Locate the lines that hold the string "Microsoft". Copy every such line.

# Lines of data
============================================================
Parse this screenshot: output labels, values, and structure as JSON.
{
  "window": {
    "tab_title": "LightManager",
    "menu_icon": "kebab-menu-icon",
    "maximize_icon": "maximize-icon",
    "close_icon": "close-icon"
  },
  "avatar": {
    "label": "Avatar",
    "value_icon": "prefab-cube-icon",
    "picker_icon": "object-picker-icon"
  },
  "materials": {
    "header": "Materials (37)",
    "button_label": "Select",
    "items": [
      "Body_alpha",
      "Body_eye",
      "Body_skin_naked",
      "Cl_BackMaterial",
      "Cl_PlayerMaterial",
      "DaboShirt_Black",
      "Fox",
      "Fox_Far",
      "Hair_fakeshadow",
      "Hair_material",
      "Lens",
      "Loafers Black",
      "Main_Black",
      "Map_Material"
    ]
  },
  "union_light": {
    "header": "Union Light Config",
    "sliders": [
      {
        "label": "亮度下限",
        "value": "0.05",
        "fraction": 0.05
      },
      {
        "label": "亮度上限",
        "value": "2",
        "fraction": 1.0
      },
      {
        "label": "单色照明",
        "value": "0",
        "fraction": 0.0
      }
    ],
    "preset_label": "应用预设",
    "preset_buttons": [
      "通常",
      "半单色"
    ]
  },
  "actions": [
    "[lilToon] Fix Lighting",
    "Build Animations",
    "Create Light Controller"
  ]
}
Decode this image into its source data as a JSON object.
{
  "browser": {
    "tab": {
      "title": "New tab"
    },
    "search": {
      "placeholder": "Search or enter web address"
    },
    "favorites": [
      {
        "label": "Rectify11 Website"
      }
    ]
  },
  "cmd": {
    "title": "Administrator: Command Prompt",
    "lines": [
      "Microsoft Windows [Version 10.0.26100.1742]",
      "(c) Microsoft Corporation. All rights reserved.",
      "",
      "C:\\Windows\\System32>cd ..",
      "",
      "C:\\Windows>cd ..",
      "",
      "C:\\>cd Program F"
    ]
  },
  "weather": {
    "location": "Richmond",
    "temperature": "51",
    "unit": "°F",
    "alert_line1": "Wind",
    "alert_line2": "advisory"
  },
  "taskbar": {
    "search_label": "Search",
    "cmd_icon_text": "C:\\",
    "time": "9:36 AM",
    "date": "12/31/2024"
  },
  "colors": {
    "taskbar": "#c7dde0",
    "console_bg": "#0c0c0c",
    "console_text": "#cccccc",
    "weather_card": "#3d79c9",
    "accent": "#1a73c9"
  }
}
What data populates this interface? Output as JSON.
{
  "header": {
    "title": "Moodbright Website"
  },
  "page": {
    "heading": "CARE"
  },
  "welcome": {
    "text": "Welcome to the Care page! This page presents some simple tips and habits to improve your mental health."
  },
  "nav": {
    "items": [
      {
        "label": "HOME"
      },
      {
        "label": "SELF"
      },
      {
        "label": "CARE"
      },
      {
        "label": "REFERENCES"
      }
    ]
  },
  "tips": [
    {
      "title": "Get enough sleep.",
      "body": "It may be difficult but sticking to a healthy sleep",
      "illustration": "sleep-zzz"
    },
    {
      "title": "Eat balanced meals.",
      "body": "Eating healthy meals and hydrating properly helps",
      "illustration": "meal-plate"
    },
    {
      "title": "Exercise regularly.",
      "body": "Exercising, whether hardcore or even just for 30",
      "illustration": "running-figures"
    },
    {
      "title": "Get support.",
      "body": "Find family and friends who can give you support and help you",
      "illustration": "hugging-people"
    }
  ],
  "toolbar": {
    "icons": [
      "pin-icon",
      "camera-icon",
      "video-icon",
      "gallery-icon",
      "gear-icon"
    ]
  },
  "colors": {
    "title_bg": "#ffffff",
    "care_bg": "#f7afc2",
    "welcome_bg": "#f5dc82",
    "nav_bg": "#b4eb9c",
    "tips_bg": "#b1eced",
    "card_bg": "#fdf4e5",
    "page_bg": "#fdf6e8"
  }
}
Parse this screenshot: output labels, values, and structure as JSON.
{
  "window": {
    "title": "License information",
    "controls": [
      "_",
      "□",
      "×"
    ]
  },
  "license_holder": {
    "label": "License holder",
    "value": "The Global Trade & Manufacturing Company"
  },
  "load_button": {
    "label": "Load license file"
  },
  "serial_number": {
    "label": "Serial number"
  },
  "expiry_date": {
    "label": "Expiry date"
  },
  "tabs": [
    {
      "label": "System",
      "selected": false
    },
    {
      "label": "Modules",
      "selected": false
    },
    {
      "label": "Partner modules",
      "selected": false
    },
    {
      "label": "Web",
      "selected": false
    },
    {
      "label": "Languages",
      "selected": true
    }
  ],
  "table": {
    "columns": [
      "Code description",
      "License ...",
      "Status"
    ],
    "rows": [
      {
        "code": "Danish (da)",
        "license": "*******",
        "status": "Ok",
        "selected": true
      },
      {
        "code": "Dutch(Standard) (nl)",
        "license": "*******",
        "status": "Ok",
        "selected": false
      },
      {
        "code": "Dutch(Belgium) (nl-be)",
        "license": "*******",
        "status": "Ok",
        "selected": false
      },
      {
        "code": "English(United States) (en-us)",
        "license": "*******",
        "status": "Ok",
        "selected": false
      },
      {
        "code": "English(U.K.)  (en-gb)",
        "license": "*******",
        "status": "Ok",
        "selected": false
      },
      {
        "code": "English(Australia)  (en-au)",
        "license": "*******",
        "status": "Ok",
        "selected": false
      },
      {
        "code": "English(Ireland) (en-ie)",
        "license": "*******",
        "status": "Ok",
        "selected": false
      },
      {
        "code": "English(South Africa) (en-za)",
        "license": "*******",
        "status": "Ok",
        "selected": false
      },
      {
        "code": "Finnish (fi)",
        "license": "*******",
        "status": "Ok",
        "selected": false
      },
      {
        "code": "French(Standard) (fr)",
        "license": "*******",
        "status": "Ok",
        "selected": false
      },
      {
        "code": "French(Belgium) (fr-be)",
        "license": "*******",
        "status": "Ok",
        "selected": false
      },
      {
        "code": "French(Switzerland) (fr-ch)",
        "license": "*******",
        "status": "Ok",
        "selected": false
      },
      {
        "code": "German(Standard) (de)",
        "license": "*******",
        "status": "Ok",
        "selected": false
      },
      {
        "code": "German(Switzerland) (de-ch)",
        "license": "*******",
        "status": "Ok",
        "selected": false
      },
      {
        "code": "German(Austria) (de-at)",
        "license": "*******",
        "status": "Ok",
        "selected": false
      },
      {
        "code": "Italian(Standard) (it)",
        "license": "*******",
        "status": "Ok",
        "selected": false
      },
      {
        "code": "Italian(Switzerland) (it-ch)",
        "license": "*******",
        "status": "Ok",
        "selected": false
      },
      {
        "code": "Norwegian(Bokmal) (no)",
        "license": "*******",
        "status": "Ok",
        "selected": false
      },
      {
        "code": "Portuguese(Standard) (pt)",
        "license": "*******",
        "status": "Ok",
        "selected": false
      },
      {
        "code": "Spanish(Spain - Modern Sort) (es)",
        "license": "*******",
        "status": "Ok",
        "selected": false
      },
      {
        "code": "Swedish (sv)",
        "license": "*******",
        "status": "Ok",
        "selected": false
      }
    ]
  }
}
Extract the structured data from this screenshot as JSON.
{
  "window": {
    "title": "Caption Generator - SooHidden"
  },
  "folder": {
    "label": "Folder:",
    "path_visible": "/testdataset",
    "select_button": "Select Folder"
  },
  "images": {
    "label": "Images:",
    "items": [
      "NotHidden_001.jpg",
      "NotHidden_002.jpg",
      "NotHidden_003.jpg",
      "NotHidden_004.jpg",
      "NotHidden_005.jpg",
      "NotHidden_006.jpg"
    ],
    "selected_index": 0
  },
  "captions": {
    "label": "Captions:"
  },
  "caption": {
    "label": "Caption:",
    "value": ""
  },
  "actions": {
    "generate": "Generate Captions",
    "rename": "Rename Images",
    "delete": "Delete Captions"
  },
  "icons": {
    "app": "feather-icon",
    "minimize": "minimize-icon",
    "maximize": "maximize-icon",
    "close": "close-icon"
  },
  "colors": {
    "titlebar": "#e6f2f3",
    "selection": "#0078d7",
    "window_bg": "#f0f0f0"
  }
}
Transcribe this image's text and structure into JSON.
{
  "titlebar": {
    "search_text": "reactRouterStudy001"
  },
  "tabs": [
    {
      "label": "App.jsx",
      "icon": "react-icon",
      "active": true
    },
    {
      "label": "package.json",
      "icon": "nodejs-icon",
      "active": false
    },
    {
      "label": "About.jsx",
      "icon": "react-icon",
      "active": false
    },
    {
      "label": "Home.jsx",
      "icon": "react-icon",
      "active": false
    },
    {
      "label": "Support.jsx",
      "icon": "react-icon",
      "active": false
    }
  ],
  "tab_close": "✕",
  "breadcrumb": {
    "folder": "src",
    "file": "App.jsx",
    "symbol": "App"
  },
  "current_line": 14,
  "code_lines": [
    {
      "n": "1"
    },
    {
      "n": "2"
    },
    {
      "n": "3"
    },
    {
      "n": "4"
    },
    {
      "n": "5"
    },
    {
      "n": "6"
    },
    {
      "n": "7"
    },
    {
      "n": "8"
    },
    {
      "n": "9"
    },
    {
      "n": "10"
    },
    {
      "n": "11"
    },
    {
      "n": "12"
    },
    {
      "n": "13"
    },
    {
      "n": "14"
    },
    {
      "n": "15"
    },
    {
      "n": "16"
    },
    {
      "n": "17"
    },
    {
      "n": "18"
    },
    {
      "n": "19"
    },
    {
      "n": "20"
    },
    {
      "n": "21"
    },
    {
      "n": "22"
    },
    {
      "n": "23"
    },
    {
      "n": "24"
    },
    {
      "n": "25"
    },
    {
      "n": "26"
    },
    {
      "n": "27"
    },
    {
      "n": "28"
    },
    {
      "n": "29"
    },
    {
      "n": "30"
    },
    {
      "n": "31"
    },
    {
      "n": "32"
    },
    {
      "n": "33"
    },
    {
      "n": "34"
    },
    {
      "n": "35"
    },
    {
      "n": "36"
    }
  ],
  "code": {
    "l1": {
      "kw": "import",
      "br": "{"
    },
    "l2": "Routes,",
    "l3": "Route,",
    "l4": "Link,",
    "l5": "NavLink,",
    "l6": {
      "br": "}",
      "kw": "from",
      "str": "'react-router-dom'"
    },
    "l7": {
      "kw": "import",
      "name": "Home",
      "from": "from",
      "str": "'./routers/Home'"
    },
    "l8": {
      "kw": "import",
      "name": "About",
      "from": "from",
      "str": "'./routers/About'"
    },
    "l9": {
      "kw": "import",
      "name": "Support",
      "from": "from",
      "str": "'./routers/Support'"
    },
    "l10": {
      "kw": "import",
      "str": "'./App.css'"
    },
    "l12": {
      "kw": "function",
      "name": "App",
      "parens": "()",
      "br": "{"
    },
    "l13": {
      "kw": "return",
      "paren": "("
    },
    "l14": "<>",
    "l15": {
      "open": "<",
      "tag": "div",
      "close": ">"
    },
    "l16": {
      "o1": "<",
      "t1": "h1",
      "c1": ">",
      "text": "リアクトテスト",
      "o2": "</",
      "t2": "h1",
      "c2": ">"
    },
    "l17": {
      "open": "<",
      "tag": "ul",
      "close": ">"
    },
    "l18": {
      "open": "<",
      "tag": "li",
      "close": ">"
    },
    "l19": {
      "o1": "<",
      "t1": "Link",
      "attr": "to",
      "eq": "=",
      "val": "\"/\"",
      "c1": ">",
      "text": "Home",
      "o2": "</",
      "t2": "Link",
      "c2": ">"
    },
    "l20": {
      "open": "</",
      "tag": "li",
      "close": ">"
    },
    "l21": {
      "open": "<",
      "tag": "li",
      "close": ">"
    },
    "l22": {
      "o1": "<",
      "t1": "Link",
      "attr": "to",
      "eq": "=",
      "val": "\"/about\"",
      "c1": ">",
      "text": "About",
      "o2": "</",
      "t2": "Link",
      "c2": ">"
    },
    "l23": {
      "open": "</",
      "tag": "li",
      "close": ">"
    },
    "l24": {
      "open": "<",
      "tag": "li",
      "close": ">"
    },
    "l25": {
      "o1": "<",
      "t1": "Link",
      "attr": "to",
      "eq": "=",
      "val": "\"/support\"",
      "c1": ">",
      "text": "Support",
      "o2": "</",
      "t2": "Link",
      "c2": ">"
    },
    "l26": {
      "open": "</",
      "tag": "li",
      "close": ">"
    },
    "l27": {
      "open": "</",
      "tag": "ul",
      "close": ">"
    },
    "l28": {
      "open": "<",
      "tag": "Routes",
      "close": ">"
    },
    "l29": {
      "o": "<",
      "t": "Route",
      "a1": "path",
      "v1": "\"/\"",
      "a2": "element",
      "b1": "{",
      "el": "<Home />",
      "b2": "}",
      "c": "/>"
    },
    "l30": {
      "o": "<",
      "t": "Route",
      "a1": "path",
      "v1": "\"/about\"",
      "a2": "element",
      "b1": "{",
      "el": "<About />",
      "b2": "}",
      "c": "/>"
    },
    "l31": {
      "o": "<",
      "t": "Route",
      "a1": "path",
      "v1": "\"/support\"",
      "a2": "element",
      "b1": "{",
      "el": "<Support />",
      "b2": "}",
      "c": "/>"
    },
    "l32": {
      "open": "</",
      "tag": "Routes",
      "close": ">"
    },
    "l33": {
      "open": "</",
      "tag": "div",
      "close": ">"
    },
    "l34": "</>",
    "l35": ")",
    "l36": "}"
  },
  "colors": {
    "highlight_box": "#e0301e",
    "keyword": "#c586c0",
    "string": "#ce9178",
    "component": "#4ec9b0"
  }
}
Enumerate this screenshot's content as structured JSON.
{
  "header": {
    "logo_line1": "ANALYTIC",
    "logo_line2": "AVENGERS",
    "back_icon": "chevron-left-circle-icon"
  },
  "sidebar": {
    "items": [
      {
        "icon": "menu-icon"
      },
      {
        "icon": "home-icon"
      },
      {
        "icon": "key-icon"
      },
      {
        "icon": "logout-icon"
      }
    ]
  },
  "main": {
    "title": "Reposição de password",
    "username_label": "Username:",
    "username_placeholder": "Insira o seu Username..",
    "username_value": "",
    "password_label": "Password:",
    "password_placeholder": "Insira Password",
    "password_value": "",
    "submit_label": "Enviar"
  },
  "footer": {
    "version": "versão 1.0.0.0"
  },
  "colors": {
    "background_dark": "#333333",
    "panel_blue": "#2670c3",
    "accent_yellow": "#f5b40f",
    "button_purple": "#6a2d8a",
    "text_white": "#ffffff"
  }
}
============================================================
# Exercise solution
      "Microsoft Windows [Version 10.0.26100.1742]",
      "(c) Microsoft Corporation. All rights reserved.",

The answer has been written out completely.